Consignes>
[A] D'après l'extrait, quelle instruction oblige à déclarer toutes les variables ?
[B] Reprenez le passage de l'extrait qui va de « L'éditeur de liens peut » jusqu'à « real variable(10,20) » inclus, en substituant « tableau » à « variable dimensionnée ».
[C] Dans le passage de l'extrait qui commence par « Il s'agit d'un tableau de 10 lignes », relevez toutes les actions attribuées à l'éditeur de liens.

━━━━━ Extrait ━━━━━

Une bonne règle est de corriger les premières erreurs puis de recompiler. Souvent beaucoup d'autres diagnostics vont également disparaître.

L'éditeur de liens peut également faire apparaître des erreurs. A ce stade les explications sont beaucoup moins aisées. Souvent l'éditeur de liens précise qu'il n'a pas trouvé certaines fonctions parmi les bibliothèques qu'il a exploré alors qu'on pense lui avoir fourni une liste complète.

En Fortran la cause la plus probable est une variable dimensionnée qu'on a oublié de déclarer et que le compilateur a interprété comme un fonction. Ceci est impossible en langage C où chaque fonction doit posséder un prototype.

Imaginons, en Fortran, une variable dimensionnée qui aurait du être déclarée mais a été oubliée. Par exemple :

      
real variable(10,20)

Il s'agit d'un tableau de 10 lignes et 20 colonnes mais si son nom n'apparaît pas à gauche d'un signe "=" le compilateur ne peut pas remarquer cette faute. Il comprend son code, chaque fois qu'il apparaît, comme le nom d'une fonction possédant deux arguments. Il crée donc le module binaire en indiquant un point d'appel à chaque usage de ce tableau. L'éditeur de liens l'enregistre dans sa table mais ne peut jamais, sauf exception, le retrouver dans aucune de ses bibliothèques. Il fournit donc un diagnostic juste en indiquant qu'il lui manque une bibliothèque! On évite cette difficulté en ajoutant à toutes les fonctions et sous-programmes l'instruction

implicit none

qui oblige à déclarer toutes les variables.

━━━━━ Données enregistrées ━━━━━

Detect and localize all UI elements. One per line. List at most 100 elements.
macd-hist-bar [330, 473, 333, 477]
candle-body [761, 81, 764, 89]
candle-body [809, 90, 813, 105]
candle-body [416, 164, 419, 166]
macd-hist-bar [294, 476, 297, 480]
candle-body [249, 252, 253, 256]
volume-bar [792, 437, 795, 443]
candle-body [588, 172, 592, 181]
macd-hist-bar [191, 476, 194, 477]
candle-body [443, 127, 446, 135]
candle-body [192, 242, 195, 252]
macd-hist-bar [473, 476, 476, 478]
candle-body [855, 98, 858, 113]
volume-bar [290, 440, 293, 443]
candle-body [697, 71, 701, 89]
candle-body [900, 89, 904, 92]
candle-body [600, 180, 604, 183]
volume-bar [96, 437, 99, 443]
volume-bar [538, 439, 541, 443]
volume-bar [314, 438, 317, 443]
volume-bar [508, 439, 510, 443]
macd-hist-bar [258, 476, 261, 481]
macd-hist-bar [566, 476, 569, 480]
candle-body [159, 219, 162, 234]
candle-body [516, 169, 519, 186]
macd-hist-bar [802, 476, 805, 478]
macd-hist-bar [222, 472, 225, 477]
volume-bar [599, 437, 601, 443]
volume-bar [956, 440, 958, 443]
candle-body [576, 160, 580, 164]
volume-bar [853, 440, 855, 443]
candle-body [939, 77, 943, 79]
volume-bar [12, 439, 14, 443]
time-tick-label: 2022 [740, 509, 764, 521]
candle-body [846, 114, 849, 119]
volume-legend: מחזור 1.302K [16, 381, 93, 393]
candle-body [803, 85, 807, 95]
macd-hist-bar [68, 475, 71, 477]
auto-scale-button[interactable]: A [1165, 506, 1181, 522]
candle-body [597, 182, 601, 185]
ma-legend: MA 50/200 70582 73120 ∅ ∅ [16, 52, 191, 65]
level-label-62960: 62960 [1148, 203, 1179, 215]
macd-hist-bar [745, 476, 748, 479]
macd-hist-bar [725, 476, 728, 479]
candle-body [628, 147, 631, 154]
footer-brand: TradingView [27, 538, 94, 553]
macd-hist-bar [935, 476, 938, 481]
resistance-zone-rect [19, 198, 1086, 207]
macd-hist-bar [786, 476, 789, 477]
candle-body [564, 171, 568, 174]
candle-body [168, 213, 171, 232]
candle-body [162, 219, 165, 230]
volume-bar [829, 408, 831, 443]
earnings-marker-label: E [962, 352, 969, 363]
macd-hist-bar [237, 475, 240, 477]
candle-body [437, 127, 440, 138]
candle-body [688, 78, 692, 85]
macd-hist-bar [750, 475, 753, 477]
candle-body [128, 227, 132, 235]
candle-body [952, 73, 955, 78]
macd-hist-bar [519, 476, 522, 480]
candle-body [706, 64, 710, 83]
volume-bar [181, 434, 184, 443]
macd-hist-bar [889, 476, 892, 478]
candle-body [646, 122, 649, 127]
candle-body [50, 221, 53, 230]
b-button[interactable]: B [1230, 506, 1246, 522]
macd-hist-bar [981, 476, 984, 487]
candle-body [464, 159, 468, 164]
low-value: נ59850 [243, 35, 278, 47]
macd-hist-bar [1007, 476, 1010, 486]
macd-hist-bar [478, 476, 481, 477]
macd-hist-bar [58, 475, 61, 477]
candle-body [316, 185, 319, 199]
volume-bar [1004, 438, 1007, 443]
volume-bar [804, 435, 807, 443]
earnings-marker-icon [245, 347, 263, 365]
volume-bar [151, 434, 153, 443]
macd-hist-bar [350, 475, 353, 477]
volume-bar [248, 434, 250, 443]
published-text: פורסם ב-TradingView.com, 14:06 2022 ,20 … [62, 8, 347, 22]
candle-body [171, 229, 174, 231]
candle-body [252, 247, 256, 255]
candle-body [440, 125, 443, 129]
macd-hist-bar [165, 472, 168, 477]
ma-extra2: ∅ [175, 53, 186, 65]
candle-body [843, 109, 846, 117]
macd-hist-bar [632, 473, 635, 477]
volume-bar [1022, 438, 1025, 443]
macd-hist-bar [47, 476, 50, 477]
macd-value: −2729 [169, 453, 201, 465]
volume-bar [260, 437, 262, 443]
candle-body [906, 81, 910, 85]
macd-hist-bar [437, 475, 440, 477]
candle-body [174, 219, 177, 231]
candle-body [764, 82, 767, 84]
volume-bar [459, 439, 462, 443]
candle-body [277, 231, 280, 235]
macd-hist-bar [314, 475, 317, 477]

━━━━━

Réponses rédigées>
[A] C'est l'instruction implicit none.

[B]
L'éditeur de liens peut également faire apparaître des erreurs. A ce stade les explications sont beaucoup moins aisées. Souvent l'éditeur de liens précise qu'il n'a pas trouvé certaines fonctions parmi les bibliothèques qu'il a exploré alors qu'on pense lui avoir fourni une liste complète.

En Fortran la cause la plus probable est une tableau qu'on a oublié de déclarer et que le compilateur a interprété comme un fonction. Ceci est impossible en langage C où chaque fonction doit posséder un prototype.

Imaginons, en Fortran, une tableau qui aurait du être déclarée mais a été oubliée. Par exemple :

      
real variable(10,20)

[C]
- Il enregistre le point d'appel dans sa table.
- Sauf exception, il ne peut jamais le retrouver dans aucune de ses bibliothèques.
- Il fournit un diagnostic juste en indiquant qu'il lui manque une bibliothèque.